• Given data

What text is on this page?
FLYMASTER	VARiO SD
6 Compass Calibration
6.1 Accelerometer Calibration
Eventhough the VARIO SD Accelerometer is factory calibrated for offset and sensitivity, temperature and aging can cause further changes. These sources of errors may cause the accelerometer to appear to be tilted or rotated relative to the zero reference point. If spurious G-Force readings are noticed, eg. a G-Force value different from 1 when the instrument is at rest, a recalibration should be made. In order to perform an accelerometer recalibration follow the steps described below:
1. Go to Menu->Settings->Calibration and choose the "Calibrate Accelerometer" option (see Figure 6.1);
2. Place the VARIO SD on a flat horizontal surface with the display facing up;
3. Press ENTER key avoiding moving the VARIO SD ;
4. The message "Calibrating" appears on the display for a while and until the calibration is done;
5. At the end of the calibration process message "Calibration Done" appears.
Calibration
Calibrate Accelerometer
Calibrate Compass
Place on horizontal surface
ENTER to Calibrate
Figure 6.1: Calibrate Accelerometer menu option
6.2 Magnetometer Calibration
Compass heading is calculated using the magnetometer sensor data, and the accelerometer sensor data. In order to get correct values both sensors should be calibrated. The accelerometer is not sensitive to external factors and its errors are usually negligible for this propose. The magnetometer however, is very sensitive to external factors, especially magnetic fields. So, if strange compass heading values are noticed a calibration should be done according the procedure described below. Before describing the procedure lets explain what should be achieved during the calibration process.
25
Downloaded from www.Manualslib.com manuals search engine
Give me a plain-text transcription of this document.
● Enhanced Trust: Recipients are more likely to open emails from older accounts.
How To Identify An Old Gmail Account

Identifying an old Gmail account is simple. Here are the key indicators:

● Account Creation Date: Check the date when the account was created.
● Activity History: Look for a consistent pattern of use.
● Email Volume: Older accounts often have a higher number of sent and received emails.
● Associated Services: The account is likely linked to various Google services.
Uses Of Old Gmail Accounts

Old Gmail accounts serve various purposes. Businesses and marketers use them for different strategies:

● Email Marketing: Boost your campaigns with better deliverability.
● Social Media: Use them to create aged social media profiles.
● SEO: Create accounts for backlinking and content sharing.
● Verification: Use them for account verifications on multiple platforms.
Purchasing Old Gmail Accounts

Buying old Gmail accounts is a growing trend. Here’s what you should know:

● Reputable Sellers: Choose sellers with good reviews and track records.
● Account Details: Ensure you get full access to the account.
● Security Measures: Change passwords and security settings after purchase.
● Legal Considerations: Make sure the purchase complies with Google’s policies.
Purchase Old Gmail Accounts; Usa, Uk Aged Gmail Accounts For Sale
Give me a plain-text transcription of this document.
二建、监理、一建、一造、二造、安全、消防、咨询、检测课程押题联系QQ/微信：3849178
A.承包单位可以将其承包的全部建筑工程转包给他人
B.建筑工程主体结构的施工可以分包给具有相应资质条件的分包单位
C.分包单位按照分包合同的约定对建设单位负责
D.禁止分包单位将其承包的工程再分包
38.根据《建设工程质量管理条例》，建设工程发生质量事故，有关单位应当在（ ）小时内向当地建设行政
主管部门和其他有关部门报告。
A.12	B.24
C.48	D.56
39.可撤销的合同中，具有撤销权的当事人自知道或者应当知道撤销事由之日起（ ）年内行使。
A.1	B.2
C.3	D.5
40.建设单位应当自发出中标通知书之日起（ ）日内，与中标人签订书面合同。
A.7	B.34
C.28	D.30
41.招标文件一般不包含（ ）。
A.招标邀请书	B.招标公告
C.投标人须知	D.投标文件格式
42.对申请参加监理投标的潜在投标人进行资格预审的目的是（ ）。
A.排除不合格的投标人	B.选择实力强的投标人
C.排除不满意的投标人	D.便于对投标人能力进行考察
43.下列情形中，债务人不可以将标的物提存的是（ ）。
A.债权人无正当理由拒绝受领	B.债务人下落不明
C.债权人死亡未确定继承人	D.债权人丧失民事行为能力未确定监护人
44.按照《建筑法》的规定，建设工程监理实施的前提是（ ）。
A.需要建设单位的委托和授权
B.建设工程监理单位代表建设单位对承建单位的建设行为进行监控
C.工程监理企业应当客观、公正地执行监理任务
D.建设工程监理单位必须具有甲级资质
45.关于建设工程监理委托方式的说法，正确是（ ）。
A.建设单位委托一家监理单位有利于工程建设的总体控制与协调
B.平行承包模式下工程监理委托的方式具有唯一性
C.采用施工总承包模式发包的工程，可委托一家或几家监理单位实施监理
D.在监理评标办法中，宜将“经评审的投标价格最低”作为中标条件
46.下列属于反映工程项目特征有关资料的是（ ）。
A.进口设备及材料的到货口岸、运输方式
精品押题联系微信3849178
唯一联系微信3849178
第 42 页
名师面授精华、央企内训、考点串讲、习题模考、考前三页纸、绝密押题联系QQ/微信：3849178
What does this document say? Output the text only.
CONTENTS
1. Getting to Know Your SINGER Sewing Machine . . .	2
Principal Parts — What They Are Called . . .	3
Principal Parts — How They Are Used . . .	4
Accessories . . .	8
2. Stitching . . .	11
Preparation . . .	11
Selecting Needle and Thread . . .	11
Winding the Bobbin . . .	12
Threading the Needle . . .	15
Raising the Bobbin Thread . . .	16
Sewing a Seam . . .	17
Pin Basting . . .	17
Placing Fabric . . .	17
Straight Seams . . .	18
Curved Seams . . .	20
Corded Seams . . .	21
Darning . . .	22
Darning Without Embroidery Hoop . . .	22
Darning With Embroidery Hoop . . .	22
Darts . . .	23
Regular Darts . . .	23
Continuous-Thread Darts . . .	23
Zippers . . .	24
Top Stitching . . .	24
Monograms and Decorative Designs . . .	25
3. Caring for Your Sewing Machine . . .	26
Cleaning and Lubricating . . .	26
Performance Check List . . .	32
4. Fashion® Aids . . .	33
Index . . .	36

• Exercise
Reproduce the entries above in full by retyping them exactly.

• Correct response
What text is on this page?
FLYMASTER	VARiO SD
6 Compass Calibration
6.1 Accelerometer Calibration
Eventhough the VARIO SD Accelerometer is factory calibrated for offset and sensitivity, temperature and aging can cause further changes. These sources of errors may cause the accelerometer to appear to be tilted or rotated relative to the zero reference point. If spurious G-Force readings are noticed, eg. a G-Force value different from 1 when the instrument is at rest, a recalibration should be made. In order to perform an accelerometer recalibration follow the steps described below:
1. Go to Menu->Settings->Calibration and choose the "Calibrate Accelerometer" option (see Figure 6.1);
2. Place the VARIO SD on a flat horizontal surface with the display facing up;
3. Press ENTER key avoiding moving the VARIO SD ;
4. The message "Calibrating" appears on the display for a while and until the calibration is done;
5. At the end of the calibration process message "Calibration Done" appears.
Calibration
Calibrate Accelerometer
Calibrate Compass
Place on horizontal surface
ENTER to Calibrate
Figure 6.1: Calibrate Accelerometer menu option
6.2 Magnetometer Calibration
Compass heading is calculated using the magnetometer sensor data, and the accelerometer sensor data. In order to get correct values both sensors should be calibrated. The accelerometer is not sensitive to external factors and its errors are usually negligible for this propose. The magnetometer however, is very sensitive to external factors, especially magnetic fields. So, if strange compass heading values are noticed a calibration should be done according the procedure described below. Before describing the procedure lets explain what should be achieved during the calibration process.
25
Downloaded from www.Manualslib.com manuals search engine
Give me a plain-text transcription of this document.
● Enhanced Trust: Recipients are more likely to open emails from older accounts.
How To Identify An Old Gmail Account

Identifying an old Gmail account is simple. Here are the key indicators:

● Account Creation Date: Check the date when the account was created.
● Activity History: Look for a consistent pattern of use.
● Email Volume: Older accounts often have a higher number of sent and received emails.
● Associated Services: The account is likely linked to various Google services.
Uses Of Old Gmail Accounts

Old Gmail accounts serve various purposes. Businesses and marketers use them for different strategies:

● Email Marketing: Boost your campaigns with better deliverability.
● Social Media: Use them to create aged social media profiles.
● SEO: Create accounts for backlinking and content sharing.
● Verification: Use them for account verifications on multiple platforms.
Purchasing Old Gmail Accounts

Buying old Gmail accounts is a growing trend. Here’s what you should know:

● Reputable Sellers: Choose sellers with good reviews and track records.
● Account Details: Ensure you get full access to the account.
● Security Measures: Change passwords and security settings after purchase.
● Legal Considerations: Make sure the purchase complies with Google’s policies.
Purchase Old Gmail Accounts; Usa, Uk Aged Gmail Accounts For Sale
Give me a plain-text transcription of this document.
二建、监理、一建、一造、二造、安全、消防、咨询、检测课程押题联系QQ/微信：3849178
A.承包单位可以将其承包的全部建筑工程转包给他人
B.建筑工程主体结构的施工可以分包给具有相应资质条件的分包单位
C.分包单位按照分包合同的约定对建设单位负责
D.禁止分包单位将其承包的工程再分包
38.根据《建设工程质量管理条例》，建设工程发生质量事故，有关单位应当在（ ）小时内向当地建设行政
主管部门和其他有关部门报告。
A.12	B.24
C.48	D.56
39.可撤销的合同中，具有撤销权的当事人自知道或者应当知道撤销事由之日起（ ）年内行使。
A.1	B.2
C.3	D.5
40.建设单位应当自发出中标通知书之日起（ ）日内，与中标人签订书面合同。
A.7	B.34
C.28	D.30
41.招标文件一般不包含（ ）。
A.招标邀请书	B.招标公告
C.投标人须知	D.投标文件格式
42.对申请参加监理投标的潜在投标人进行资格预审的目的是（ ）。
A.排除不合格的投标人	B.选择实力强的投标人
C.排除不满意的投标人	D.便于对投标人能力进行考察
43.下列情形中，债务人不可以将标的物提存的是（ ）。
A.债权人无正当理由拒绝受领	B.债务人下落不明
C.债权人死亡未确定继承人	D.债权人丧失民事行为能力未确定监护人
44.按照《建筑法》的规定，建设工程监理实施的前提是（ ）。
A.需要建设单位的委托和授权
B.建设工程监理单位代表建设单位对承建单位的建设行为进行监控
C.工程监理企业应当客观、公正地执行监理任务
D.建设工程监理单位必须具有甲级资质
45.关于建设工程监理委托方式的说法，正确是（ ）。
A.建设单位委托一家监理单位有利于工程建设的总体控制与协调
B.平行承包模式下工程监理委托的方式具有唯一性
C.采用施工总承包模式发包的工程，可委托一家或几家监理单位实施监理
D.在监理评标办法中，宜将“经评审的投标价格最低”作为中标条件
46.下列属于反映工程项目特征有关资料的是（ ）。
A.进口设备及材料的到货口岸、运输方式
精品押题联系微信3849178
唯一联系微信3849178
第 42 页
名师面授精华、央企内训、考点串讲、习题模考、考前三页纸、绝密押题联系QQ/微信：3849178
What does this document say? Output the text only.
CONTENTS
1. Getting to Know Your SINGER Sewing Machine . . .	2
Principal Parts — What They Are Called . . .	3
Principal Parts — How They Are Used . . .	4
Accessories . . .	8
2. Stitching . . .	11
Preparation . . .	11
Selecting Needle and Thread . . .	11
Winding the Bobbin . . .	12
Threading the Needle . . .	15
Raising the Bobbin Thread . . .	16
Sewing a Seam . . .	17
Pin Basting . . .	17
Placing Fabric . . .	17
Straight Seams . . .	18
Curved Seams . . .	20
Corded Seams . . .	21
Darning . . .	22
Darning Without Embroidery Hoop . . .	22
Darning With Embroidery Hoop . . .	22
Darts . . .	23
Regular Darts . . .	23
Continuous-Thread Darts . . .	23
Zippers . . .	24
Top Stitching . . .	24
Monograms and Decorative Designs . . .	25
3. Caring for Your Sewing Machine . . .	26
Cleaning and Lubricating . . .	26
Performance Check List . . .	32
4. Fashion® Aids . . .	33
Index . . .	36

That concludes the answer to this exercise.